***** Data records *****
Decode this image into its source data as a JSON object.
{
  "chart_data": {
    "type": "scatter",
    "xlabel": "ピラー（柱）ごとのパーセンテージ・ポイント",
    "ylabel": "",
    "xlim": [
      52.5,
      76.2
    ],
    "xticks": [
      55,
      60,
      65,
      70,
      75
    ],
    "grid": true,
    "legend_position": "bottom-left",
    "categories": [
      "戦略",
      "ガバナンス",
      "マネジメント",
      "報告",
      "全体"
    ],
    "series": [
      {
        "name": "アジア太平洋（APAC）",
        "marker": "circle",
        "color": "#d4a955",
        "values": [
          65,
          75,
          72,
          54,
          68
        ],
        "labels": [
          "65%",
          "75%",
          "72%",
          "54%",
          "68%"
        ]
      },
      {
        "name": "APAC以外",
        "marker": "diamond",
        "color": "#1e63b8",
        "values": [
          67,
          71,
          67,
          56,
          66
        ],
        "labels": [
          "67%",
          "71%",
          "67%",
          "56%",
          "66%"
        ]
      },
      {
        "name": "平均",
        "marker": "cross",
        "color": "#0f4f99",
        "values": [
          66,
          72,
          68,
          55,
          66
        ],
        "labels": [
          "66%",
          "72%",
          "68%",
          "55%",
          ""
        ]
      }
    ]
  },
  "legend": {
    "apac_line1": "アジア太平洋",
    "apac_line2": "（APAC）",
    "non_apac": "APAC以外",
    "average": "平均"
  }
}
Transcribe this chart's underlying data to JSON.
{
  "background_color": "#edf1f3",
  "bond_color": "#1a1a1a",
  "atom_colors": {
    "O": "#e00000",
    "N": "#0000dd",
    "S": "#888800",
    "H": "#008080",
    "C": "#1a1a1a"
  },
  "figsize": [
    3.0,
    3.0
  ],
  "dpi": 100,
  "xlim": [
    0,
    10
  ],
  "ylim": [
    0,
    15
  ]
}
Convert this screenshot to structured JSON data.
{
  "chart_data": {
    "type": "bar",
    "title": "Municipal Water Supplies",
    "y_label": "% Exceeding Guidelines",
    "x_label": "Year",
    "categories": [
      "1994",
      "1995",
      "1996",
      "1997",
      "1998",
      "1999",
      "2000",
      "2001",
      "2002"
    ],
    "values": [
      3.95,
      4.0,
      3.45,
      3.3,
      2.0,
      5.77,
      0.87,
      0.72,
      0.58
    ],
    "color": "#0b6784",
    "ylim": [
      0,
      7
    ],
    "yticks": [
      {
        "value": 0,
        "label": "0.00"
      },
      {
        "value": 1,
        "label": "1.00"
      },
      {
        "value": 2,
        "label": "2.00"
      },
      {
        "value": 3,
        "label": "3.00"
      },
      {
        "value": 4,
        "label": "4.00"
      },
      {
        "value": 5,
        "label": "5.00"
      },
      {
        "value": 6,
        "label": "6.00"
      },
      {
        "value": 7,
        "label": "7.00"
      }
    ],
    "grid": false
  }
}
*****
## [Exercise goal]
Search the records above for "JSON". Copy each line where it is found.

## [Solution]
Decode this image into its source data as a JSON object.
Transcribe this chart's underlying data to JSON.
Convert this screenshot to structured JSON data.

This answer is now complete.